WRITTEN EXERCISE:
Please pull every line of text from the data below, word for word, and leave the pictures out of your answer.

INFORMATION SUPPLIED:
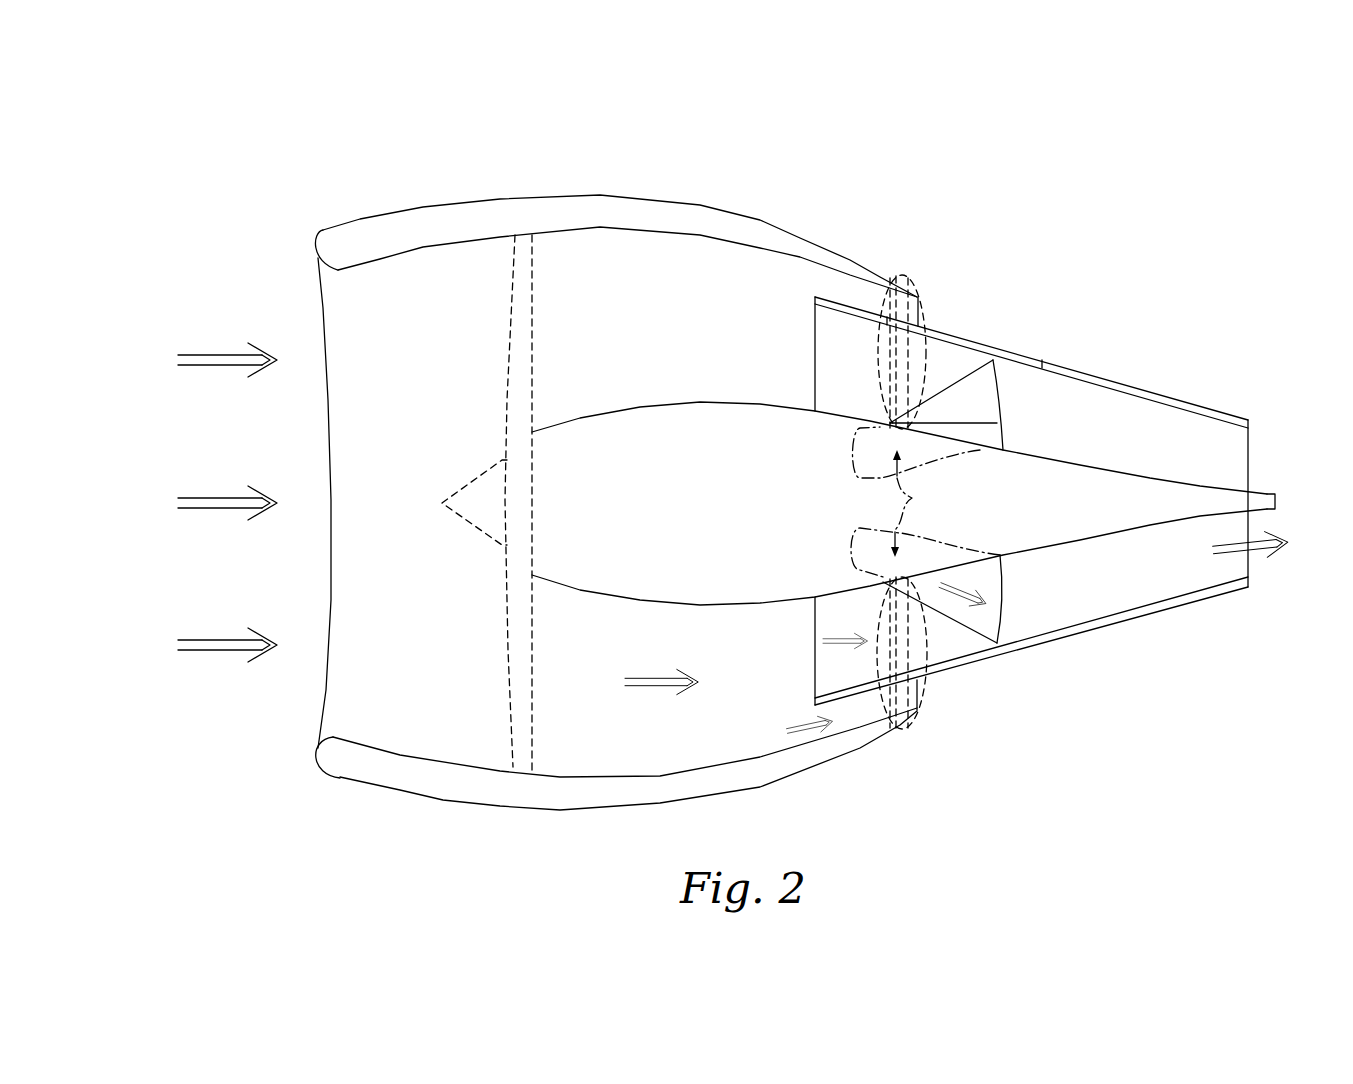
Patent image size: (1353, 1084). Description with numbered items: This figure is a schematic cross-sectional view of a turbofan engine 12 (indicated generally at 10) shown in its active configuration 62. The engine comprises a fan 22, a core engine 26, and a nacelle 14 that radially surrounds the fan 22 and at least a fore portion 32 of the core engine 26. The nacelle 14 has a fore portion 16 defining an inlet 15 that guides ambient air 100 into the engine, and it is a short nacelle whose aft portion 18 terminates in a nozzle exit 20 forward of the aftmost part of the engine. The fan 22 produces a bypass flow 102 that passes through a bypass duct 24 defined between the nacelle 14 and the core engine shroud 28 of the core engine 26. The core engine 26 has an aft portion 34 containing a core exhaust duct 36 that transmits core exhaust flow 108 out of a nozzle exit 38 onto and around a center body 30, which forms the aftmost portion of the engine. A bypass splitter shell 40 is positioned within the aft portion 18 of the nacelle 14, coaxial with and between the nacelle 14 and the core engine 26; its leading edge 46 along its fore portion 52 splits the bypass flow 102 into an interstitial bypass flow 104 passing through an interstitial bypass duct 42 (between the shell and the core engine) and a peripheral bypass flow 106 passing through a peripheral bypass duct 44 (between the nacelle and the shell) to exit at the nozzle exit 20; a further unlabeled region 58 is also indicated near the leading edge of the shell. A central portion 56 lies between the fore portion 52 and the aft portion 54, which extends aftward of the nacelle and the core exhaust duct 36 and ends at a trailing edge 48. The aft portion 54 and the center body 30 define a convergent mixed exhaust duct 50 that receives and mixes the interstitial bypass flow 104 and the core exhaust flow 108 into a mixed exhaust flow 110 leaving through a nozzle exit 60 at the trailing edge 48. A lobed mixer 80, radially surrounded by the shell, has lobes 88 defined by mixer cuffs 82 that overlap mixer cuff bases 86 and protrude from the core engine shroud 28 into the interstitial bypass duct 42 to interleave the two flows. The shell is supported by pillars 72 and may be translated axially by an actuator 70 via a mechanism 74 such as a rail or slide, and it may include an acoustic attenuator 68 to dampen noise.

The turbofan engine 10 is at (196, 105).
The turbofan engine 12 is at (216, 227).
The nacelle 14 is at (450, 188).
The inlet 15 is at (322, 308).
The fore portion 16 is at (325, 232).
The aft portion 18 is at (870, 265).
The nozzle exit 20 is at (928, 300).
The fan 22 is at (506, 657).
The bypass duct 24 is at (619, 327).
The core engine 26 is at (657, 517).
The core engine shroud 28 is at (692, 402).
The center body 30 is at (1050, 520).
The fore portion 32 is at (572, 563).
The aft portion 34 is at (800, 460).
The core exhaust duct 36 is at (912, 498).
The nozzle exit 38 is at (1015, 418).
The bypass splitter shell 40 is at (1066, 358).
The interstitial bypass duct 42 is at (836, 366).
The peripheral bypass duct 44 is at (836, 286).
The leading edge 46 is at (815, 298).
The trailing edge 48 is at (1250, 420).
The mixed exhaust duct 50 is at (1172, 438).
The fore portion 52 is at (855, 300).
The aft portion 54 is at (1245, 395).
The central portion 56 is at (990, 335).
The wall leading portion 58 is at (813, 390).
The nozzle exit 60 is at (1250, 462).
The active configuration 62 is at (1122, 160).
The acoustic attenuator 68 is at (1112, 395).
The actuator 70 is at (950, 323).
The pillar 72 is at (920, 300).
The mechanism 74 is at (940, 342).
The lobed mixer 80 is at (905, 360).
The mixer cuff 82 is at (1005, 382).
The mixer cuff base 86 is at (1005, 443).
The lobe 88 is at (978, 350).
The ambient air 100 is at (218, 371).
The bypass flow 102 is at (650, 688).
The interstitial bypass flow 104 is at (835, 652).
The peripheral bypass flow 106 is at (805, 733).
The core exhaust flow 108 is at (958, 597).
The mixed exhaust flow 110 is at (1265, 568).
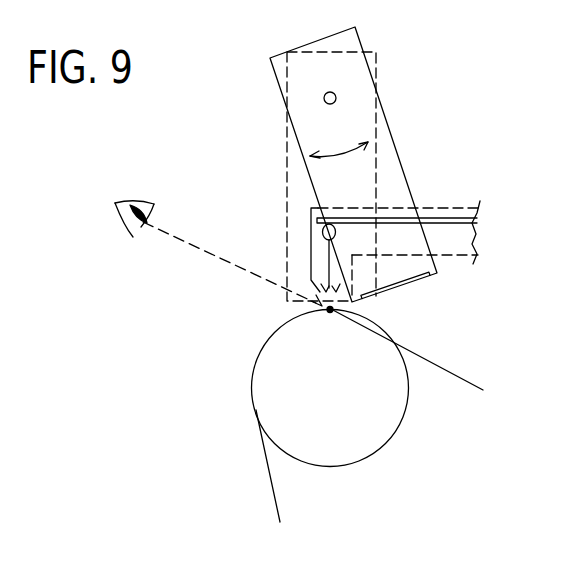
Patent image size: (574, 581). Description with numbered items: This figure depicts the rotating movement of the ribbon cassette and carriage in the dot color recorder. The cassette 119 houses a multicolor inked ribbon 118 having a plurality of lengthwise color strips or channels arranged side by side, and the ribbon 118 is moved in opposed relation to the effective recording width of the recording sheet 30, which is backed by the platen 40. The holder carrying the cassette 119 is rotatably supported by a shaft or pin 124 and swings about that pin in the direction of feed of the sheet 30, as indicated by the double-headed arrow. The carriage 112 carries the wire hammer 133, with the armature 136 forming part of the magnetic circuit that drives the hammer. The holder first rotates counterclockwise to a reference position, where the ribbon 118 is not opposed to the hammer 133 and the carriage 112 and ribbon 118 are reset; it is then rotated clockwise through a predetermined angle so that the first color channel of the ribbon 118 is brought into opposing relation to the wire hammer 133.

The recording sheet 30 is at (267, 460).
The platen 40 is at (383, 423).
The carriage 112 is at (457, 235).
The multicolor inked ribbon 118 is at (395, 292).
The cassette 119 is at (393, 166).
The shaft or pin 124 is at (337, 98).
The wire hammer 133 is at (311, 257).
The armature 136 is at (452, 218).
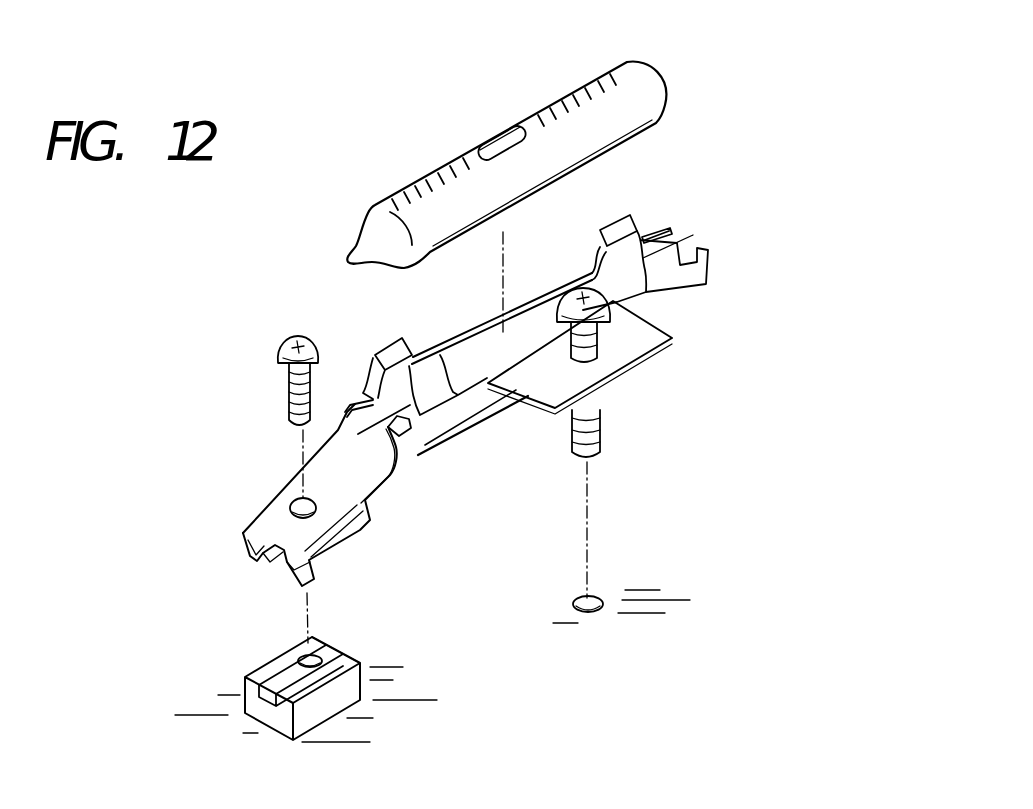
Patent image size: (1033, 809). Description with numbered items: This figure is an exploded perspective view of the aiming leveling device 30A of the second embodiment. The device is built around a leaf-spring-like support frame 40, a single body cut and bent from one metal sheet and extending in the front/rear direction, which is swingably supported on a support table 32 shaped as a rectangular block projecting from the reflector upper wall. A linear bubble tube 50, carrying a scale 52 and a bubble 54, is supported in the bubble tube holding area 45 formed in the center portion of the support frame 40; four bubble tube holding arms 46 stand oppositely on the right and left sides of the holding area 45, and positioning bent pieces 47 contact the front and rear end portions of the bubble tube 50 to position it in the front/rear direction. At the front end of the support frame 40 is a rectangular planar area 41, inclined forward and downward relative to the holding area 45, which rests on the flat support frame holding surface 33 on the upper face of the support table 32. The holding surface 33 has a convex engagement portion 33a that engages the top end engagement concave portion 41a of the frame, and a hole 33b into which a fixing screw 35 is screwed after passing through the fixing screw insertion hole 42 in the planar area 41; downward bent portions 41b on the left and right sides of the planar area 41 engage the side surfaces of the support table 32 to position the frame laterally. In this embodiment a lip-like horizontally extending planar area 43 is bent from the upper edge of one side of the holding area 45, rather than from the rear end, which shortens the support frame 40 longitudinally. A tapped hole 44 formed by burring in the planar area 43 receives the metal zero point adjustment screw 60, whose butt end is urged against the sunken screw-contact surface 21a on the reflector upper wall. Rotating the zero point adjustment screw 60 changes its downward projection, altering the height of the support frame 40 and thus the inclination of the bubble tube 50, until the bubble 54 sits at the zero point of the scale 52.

TASK SOLUTION:
Patent image size: (1353, 1084). Description with numbered items: This figure is a schematic cross-sectional view of a turbofan engine 12 (indicated generally at 10) shown in its active configuration 62. The engine comprises a fan 22, a core engine 26, and a nacelle 14 that radially surrounds the fan 22 and at least a fore portion 32 of the core engine 26. The nacelle 14 has a fore portion 16 defining an inlet 15 that guides ambient air 100 into the engine, and it is a short nacelle whose aft portion 18 terminates in a nozzle exit 20 forward of the aftmost part of the engine. The fan 22 produces a bypass flow 102 that passes through a bypass duct 24 defined between the nacelle 14 and the core engine shroud 28 of the core engine 26. The core engine 26 has an aft portion 34 containing a core exhaust duct 36 that transmits core exhaust flow 108 out of a nozzle exit 38 onto and around a center body 30, which forms the aftmost portion of the engine. A bypass splitter shell 40 is positioned within the aft portion 18 of the nacelle 14, coaxial with and between the nacelle 14 and the core engine 26; its leading edge 46 along its fore portion 52 splits the bypass flow 102 into an interstitial bypass flow 104 passing through an interstitial bypass duct 42 (between the shell and the core engine) and a peripheral bypass flow 106 passing through a peripheral bypass duct 44 (between the nacelle and the shell) to exit at the nozzle exit 20; a further unlabeled region 58 is also indicated near the leading edge of the shell. A central portion 56 lies between the fore portion 52 and the aft portion 54, which extends aftward of the nacelle and the core exhaust duct 36 and ends at a trailing edge 48. The aft portion 54 and the center body 30 define a convergent mixed exhaust duct 50 that receives and mixes the interstitial bypass flow 104 and the core exhaust flow 108 into a mixed exhaust flow 110 leaving through a nozzle exit 60 at the trailing edge 48. A lobed mixer 80, radially surrounded by the shell, has lobes 88 defined by mixer cuffs 82 that overlap mixer cuff bases 86 and protrude from the core engine shroud 28 into the interstitial bypass duct 42 to interleave the two flows. The shell is supported by pillars 72 and may be translated axially by an actuator 70 via a mechanism 74 such as a rail or slide, and it may include an acoustic attenuator 68 to dampen noise.

The turbofan engine 10 is at (196, 105).
The turbofan engine 12 is at (216, 227).
The nacelle 14 is at (450, 188).
The inlet 15 is at (322, 308).
The fore portion 16 is at (325, 232).
The aft portion 18 is at (870, 265).
The nozzle exit 20 is at (928, 300).
The fan 22 is at (506, 657).
The bypass duct 24 is at (619, 327).
The core engine 26 is at (657, 517).
The core engine shroud 28 is at (692, 402).
The center body 30 is at (1050, 520).
The fore portion 32 is at (572, 563).
The aft portion 34 is at (800, 460).
The core exhaust duct 36 is at (912, 498).
The nozzle exit 38 is at (1015, 418).
The bypass splitter shell 40 is at (1066, 358).
The interstitial bypass duct 42 is at (836, 366).
The peripheral bypass duct 44 is at (836, 286).
The leading edge 46 is at (815, 298).
The trailing edge 48 is at (1250, 420).
The mixed exhaust duct 50 is at (1172, 438).
The fore portion 52 is at (855, 300).
The aft portion 54 is at (1245, 395).
The central portion 56 is at (990, 335).
The wall leading portion 58 is at (813, 390).
The nozzle exit 60 is at (1250, 462).
The active configuration 62 is at (1122, 160).
The acoustic attenuator 68 is at (1112, 395).
The actuator 70 is at (950, 323).
The pillar 72 is at (920, 300).
The mechanism 74 is at (940, 342).
The lobed mixer 80 is at (905, 360).
The mixer cuff 82 is at (1005, 382).
The mixer cuff base 86 is at (1005, 443).
The lobe 88 is at (978, 350).
The ambient air 100 is at (218, 371).
The bypass flow 102 is at (650, 688).
The interstitial bypass flow 104 is at (835, 652).
The peripheral bypass flow 106 is at (805, 733).
The core exhaust flow 108 is at (958, 597).
The mixed exhaust flow 110 is at (1265, 568).
Patent image size: (574, 581). Description with numbered items: This figure depicts the rotating movement of the ribbon cassette and carriage in the dot color recorder. The cassette 119 houses a multicolor inked ribbon 118 having a plurality of lengthwise color strips or channels arranged side by side, and the ribbon 118 is moved in opposed relation to the effective recording width of the recording sheet 30, which is backed by the platen 40. The holder carrying the cassette 119 is rotatably supported by a shaft or pin 124 and swings about that pin in the direction of feed of the sheet 30, as indicated by the double-headed arrow. The carriage 112 carries the wire hammer 133, with the armature 136 forming part of the magnetic circuit that drives the hammer. The holder first rotates counterclockwise to a reference position, where the ribbon 118 is not opposed to the hammer 133 and the carriage 112 and ribbon 118 are reset; it is then rotated clockwise through a predetermined angle so that the first color channel of the ribbon 118 is brought into opposing relation to the wire hammer 133.

The recording sheet 30 is at (267, 460).
The platen 40 is at (383, 423).
The carriage 112 is at (457, 235).
The multicolor inked ribbon 118 is at (395, 292).
The cassette 119 is at (393, 166).
The shaft or pin 124 is at (337, 98).
The wire hammer 133 is at (311, 257).
The armature 136 is at (452, 218).
Patent image size: (1033, 809). Description with numbered items: This figure is an exploded perspective view of the aiming leveling device 30A of the second embodiment. The device is built around a leaf-spring-like support frame 40, a single body cut and bent from one metal sheet and extending in the front/rear direction, which is swingably supported on a support table 32 shaped as a rectangular block projecting from the reflector upper wall. A linear bubble tube 50, carrying a scale 52 and a bubble 54, is supported in the bubble tube holding area 45 formed in the center portion of the support frame 40; four bubble tube holding arms 46 stand oppositely on the right and left sides of the holding area 45, and positioning bent pieces 47 contact the front and rear end portions of the bubble tube 50 to position it in the front/rear direction. At the front end of the support frame 40 is a rectangular planar area 41, inclined forward and downward relative to the holding area 45, which rests on the flat support frame holding surface 33 on the upper face of the support table 32. The holding surface 33 has a convex engagement portion 33a that engages the top end engagement concave portion 41a of the frame, and a hole 33b into which a fixing screw 35 is screwed after passing through the fixing screw insertion hole 42 in the planar area 41; downward bent portions 41b on the left and right sides of the planar area 41 engage the side surfaces of the support table 32 to position the frame laterally. In this embodiment a lip-like horizontally extending planar area 43 is bent from the upper edge of one side of the holding area 45, rather than from the rear end, which shortens the support frame 40 longitudinally. A tapped hole 44 formed by burring in the planar area 43 receives the metal zero point adjustment screw 60, whose butt end is urged against the sunken screw-contact surface 21a on the reflector upper wall. Rotating the zero point adjustment screw 60 changes its downward projection, altering the height of the support frame 40 and thus the inclination of the bubble tube 50, until the bubble 54 sits at the zero point of the scale 52.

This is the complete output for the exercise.